Goal
Repeat the data that follows, word for word, without the images.

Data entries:
══════

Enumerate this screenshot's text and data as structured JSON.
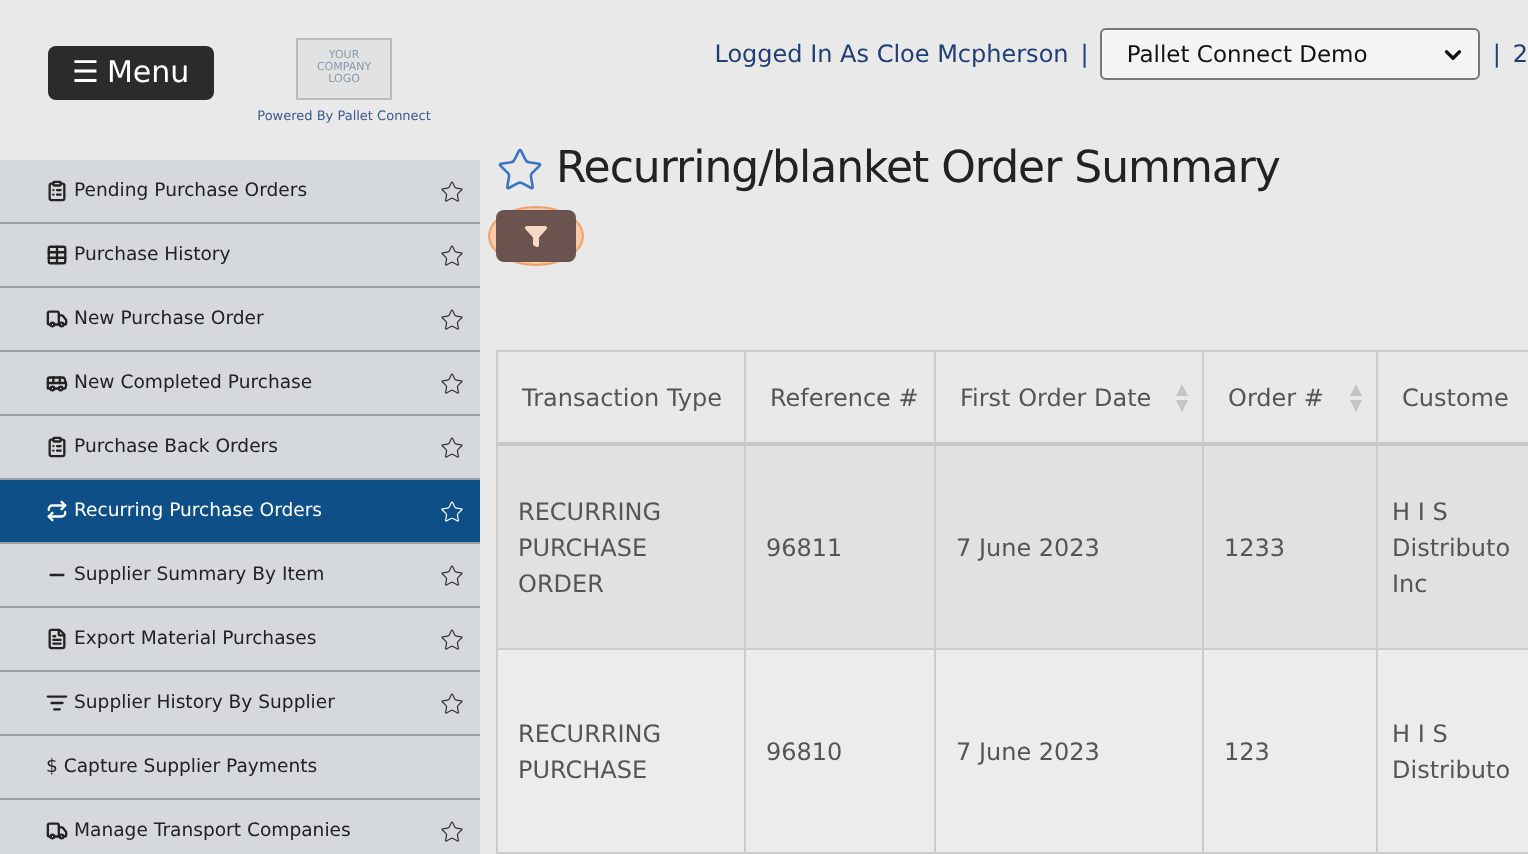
{
  "header": {
    "menu_icon": "☰",
    "menu_button": "Menu",
    "logo_lines": [
      "YOUR",
      "COMPANY",
      "LOGO"
    ],
    "powered_by": "Powered By Pallet Connect",
    "user_text": "Logged In As Cloe Mcpherson",
    "separator": "|",
    "company_select": "Pallet Connect Demo",
    "separator_2": "|",
    "trailing": "2"
  },
  "sidebar": {
    "items": [
      {
        "label": "Pending Purchase Orders",
        "selected": false,
        "favorite": false
      },
      {
        "label": "Purchase History",
        "selected": false,
        "favorite": false
      },
      {
        "label": "New Purchase Order",
        "selected": false,
        "favorite": false
      },
      {
        "label": "New Completed Purchase",
        "selected": false,
        "favorite": false
      },
      {
        "label": "Purchase Back Orders",
        "selected": false,
        "favorite": false
      },
      {
        "label": "Recurring Purchase Orders",
        "selected": true,
        "favorite": false
      },
      {
        "label": "Supplier Summary By Item",
        "selected": false,
        "favorite": false
      },
      {
        "label": "Export Material Purchases",
        "selected": false,
        "favorite": false
      },
      {
        "label": "Supplier History By Supplier",
        "selected": false,
        "favorite": false
      },
      {
        "label": "$ Capture Supplier Payments",
        "selected": false
      },
      {
        "label": "Manage Transport Companies",
        "selected": false,
        "favorite": false
      }
    ]
  },
  "page": {
    "title": "Recurring/blanket Order Summary",
    "favorite": false
  },
  "table": {
    "columns": [
      {
        "label": "Transaction Type",
        "sortable": false
      },
      {
        "label": "Reference #",
        "sortable": false
      },
      {
        "label": "First Order Date",
        "sortable": true
      },
      {
        "label": "Order #",
        "sortable": true
      },
      {
        "label": "Custome"
      }
    ],
    "rows": [
      [
        "RECURRING PURCHASE ORDER",
        "96811",
        "7 June 2023",
        "1233",
        "H I S Distributo Inc"
      ],
      [
        "RECURRING PURCHASE",
        "96810",
        "7 June 2023",
        "123",
        "H I S Distributo"
      ]
    ]
  }
}
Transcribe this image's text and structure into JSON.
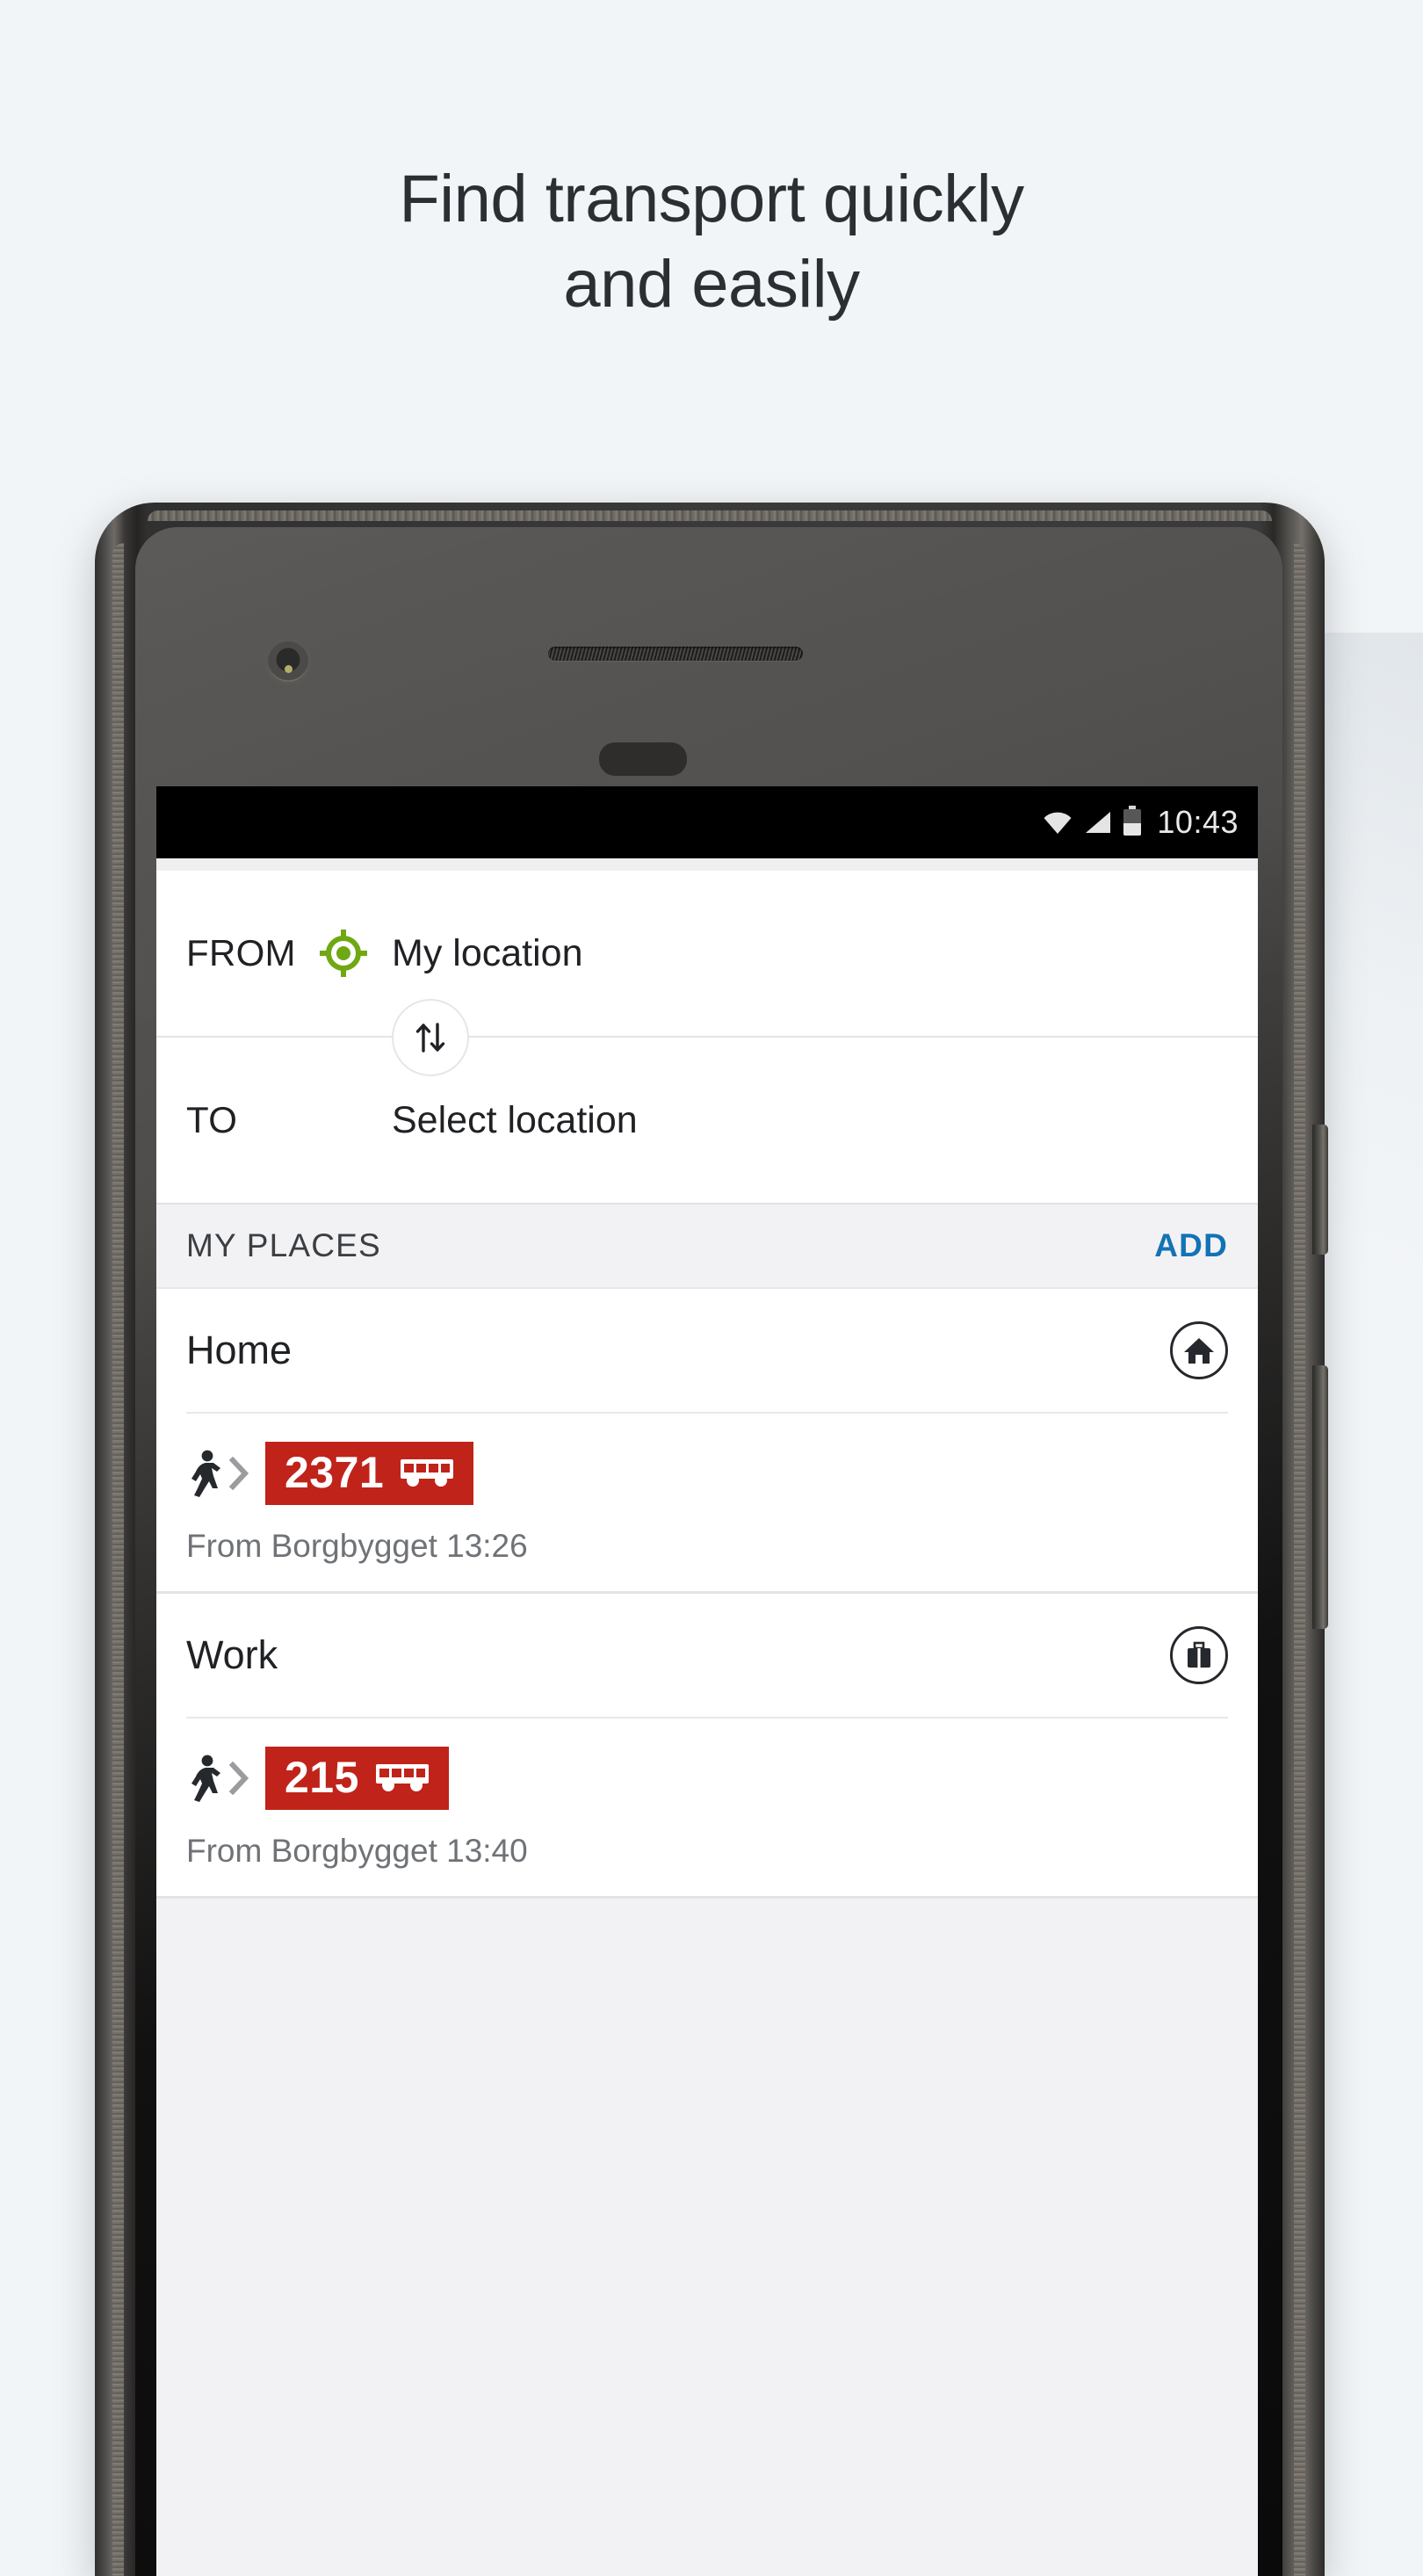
{
  "promo": {
    "headline_line1": "Find transport quickly",
    "headline_line2": "and easily",
    "background_color": "#F2F5F7",
    "text_color": "#2b2f33"
  },
  "device": {
    "name": "android-phone-mockup",
    "camera_icon": "camera-icon",
    "speaker_icon": "earpiece-speaker",
    "sensor_icon": "proximity-sensor",
    "power_button": "power-button",
    "volume_button": "volume-rocker"
  },
  "statusbar": {
    "wifi_icon": "wifi-icon",
    "signal_icon": "cellular-signal-icon",
    "battery_icon": "battery-icon",
    "battery_level_percent": 48,
    "time": "10:43",
    "background_color": "#000000",
    "text_color": "#e9e9e9"
  },
  "search_form": {
    "from": {
      "label": "FROM",
      "icon": "gps-crosshair-icon",
      "icon_color": "#6FA812",
      "value": "My location"
    },
    "to": {
      "label": "TO",
      "value": "Select location",
      "placeholder": "Select location"
    },
    "swap_button": {
      "icon": "swap-arrows-icon",
      "label": "Swap from and to"
    }
  },
  "my_places": {
    "title": "MY PLACES",
    "action_label": "ADD",
    "action_color": "#1273B5",
    "items": [
      {
        "name": "Home",
        "icon": "home-icon",
        "trip": {
          "mode_icon": "walking-person-icon",
          "chevron_icon": "chevron-right-icon",
          "line_number": "2371",
          "line_icon": "bus-icon",
          "line_color": "#C0231A",
          "departure": "From Borgbygget 13:26"
        }
      },
      {
        "name": "Work",
        "icon": "briefcase-icon",
        "trip": {
          "mode_icon": "walking-person-icon",
          "chevron_icon": "chevron-right-icon",
          "line_number": "215",
          "line_icon": "bus-icon",
          "line_color": "#C0231A",
          "departure": "From Borgbygget 13:40"
        }
      }
    ]
  }
}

══════

Final answer
Enumerate this screenshot's text and data as structured JSON.
{
  "header": {
    "menu_icon": "☰",
    "menu_button": "Menu",
    "logo_lines": [
      "YOUR",
      "COMPANY",
      "LOGO"
    ],
    "powered_by": "Powered By Pallet Connect",
    "user_text": "Logged In As Cloe Mcpherson",
    "separator": "|",
    "company_select": "Pallet Connect Demo",
    "separator_2": "|",
    "trailing": "2"
  },
  "sidebar": {
    "items": [
      {
        "label": "Pending Purchase Orders",
        "selected": false,
        "favorite": false
      },
      {
        "label": "Purchase History",
        "selected": false,
        "favorite": false
      },
      {
        "label": "New Purchase Order",
        "selected": false,
        "favorite": false
      },
      {
        "label": "New Completed Purchase",
        "selected": false,
        "favorite": false
      },
      {
        "label": "Purchase Back Orders",
        "selected": false,
        "favorite": false
      },
      {
        "label": "Recurring Purchase Orders",
        "selected": true,
        "favorite": false
      },
      {
        "label": "Supplier Summary By Item",
        "selected": false,
        "favorite": false
      },
      {
        "label": "Export Material Purchases",
        "selected": false,
        "favorite": false
      },
      {
        "label": "Supplier History By Supplier",
        "selected": false,
        "favorite": false
      },
      {
        "label": "$ Capture Supplier Payments",
        "selected": false
      },
      {
        "label": "Manage Transport Companies",
        "selected": false,
        "favorite": false
      }
    ]
  },
  "page": {
    "title": "Recurring/blanket Order Summary",
    "favorite": false
  },
  "table": {
    "columns": [
      {
        "label": "Transaction Type",
        "sortable": false
      },
      {
        "label": "Reference #",
        "sortable": false
      },
      {
        "label": "First Order Date",
        "sortable": true
      },
      {
        "label": "Order #",
        "sortable": true
      },
      {
        "label": "Custome"
      }
    ],
    "rows": [
      [
        "RECURRING PURCHASE ORDER",
        "96811",
        "7 June 2023",
        "1233",
        "H I S Distributo Inc"
      ],
      [
        "RECURRING PURCHASE",
        "96810",
        "7 June 2023",
        "123",
        "H I S Distributo"
      ]
    ]
  }
}
Transcribe this image's text and structure into JSON.
{
  "promo": {
    "headline_line1": "Find transport quickly",
    "headline_line2": "and easily",
    "background_color": "#F2F5F7",
    "text_color": "#2b2f33"
  },
  "device": {
    "name": "android-phone-mockup",
    "camera_icon": "camera-icon",
    "speaker_icon": "earpiece-speaker",
    "sensor_icon": "proximity-sensor",
    "power_button": "power-button",
    "volume_button": "volume-rocker"
  },
  "statusbar": {
    "wifi_icon": "wifi-icon",
    "signal_icon": "cellular-signal-icon",
    "battery_icon": "battery-icon",
    "battery_level_percent": 48,
    "time": "10:43",
    "background_color": "#000000",
    "text_color": "#e9e9e9"
  },
  "search_form": {
    "from": {
      "label": "FROM",
      "icon": "gps-crosshair-icon",
      "icon_color": "#6FA812",
      "value": "My location"
    },
    "to": {
      "label": "TO",
      "value": "Select location",
      "placeholder": "Select location"
    },
    "swap_button": {
      "icon": "swap-arrows-icon",
      "label": "Swap from and to"
    }
  },
  "my_places": {
    "title": "MY PLACES",
    "action_label": "ADD",
    "action_color": "#1273B5",
    "items": [
      {
        "name": "Home",
        "icon": "home-icon",
        "trip": {
          "mode_icon": "walking-person-icon",
          "chevron_icon": "chevron-right-icon",
          "line_number": "2371",
          "line_icon": "bus-icon",
          "line_color": "#C0231A",
          "departure": "From Borgbygget 13:26"
        }
      },
      {
        "name": "Work",
        "icon": "briefcase-icon",
        "trip": {
          "mode_icon": "walking-person-icon",
          "chevron_icon": "chevron-right-icon",
          "line_number": "215",
          "line_icon": "bus-icon",
          "line_color": "#C0231A",
          "departure": "From Borgbygget 13:40"
        }
      }
    ]
  }
}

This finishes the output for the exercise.